Exercise description >> In the entries below, identify every line with the string "fewer" and copy it.
-- start Dataset extract --
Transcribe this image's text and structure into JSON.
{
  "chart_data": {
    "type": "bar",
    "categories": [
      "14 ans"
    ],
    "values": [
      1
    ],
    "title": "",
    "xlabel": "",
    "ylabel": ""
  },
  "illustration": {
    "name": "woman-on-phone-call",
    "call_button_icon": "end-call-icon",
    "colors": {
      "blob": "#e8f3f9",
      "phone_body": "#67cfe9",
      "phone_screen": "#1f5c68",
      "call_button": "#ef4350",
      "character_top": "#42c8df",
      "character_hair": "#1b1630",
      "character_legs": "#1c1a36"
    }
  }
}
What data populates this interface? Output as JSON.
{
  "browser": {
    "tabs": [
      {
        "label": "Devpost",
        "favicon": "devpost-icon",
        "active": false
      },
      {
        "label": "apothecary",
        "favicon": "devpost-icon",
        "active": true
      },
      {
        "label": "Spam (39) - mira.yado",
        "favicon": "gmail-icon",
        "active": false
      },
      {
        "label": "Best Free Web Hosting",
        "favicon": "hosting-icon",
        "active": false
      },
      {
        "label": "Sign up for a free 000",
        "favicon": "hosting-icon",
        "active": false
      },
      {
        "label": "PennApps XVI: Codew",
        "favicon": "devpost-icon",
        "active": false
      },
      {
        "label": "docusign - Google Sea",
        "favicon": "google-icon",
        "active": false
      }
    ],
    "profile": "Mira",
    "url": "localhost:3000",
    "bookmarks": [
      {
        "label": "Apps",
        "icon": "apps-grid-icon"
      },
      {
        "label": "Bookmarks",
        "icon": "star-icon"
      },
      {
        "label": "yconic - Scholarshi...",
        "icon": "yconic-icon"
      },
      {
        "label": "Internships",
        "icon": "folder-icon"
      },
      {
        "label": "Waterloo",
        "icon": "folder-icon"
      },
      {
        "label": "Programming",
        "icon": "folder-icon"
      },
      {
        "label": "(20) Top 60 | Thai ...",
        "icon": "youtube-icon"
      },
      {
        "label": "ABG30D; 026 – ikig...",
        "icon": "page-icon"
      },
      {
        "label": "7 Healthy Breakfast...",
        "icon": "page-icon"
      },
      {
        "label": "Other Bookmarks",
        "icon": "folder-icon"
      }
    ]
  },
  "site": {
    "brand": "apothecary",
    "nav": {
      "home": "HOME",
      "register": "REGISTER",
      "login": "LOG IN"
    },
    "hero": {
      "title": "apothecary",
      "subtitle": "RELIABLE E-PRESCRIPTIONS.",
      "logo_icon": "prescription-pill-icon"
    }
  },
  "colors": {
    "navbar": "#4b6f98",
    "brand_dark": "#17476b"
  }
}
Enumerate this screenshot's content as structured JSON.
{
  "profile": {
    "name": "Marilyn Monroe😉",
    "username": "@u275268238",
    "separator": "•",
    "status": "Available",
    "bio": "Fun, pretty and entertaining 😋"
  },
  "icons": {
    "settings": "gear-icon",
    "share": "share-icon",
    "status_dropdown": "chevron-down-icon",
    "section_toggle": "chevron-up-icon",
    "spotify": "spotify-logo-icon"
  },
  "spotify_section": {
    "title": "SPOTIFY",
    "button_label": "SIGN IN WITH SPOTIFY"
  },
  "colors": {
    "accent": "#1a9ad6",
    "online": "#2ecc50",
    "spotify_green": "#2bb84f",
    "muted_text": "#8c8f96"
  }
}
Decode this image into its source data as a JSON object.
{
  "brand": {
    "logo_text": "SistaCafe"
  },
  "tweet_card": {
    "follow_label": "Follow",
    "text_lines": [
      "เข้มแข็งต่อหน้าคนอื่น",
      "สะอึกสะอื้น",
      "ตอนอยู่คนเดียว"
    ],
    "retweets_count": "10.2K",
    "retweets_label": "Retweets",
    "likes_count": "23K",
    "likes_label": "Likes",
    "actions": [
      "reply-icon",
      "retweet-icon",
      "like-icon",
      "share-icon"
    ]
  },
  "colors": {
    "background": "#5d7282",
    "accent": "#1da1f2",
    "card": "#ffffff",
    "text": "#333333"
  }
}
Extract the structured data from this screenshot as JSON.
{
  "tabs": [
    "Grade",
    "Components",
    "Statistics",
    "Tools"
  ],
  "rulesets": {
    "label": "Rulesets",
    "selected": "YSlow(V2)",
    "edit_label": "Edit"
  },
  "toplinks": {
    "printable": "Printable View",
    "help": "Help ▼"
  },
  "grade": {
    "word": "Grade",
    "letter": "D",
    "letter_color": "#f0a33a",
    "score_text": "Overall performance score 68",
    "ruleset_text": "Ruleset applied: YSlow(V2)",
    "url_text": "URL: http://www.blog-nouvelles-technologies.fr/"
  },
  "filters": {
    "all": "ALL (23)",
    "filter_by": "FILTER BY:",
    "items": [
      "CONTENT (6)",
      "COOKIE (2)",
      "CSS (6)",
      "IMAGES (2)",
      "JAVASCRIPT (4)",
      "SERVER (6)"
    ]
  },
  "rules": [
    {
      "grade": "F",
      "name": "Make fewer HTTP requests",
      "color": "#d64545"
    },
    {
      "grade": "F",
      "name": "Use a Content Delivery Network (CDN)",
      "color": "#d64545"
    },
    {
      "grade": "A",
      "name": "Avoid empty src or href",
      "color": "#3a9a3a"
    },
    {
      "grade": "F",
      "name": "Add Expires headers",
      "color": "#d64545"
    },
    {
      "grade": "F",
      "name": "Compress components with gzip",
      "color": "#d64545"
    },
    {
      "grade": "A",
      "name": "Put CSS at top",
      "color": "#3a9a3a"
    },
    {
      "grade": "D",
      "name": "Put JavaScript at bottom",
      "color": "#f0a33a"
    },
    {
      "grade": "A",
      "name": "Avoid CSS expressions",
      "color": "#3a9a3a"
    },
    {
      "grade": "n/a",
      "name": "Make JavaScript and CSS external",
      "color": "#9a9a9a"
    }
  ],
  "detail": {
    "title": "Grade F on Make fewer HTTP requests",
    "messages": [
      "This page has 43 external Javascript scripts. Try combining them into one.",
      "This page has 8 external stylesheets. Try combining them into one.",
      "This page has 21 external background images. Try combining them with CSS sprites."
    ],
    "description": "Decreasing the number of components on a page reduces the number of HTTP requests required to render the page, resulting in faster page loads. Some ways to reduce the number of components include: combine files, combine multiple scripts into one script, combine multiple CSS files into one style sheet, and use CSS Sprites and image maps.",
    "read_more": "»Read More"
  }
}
-- end Dataset extract --
Expected output >>
      "name": "Make fewer HTTP requests",
    "title": "Grade F on Make fewer HTTP requests",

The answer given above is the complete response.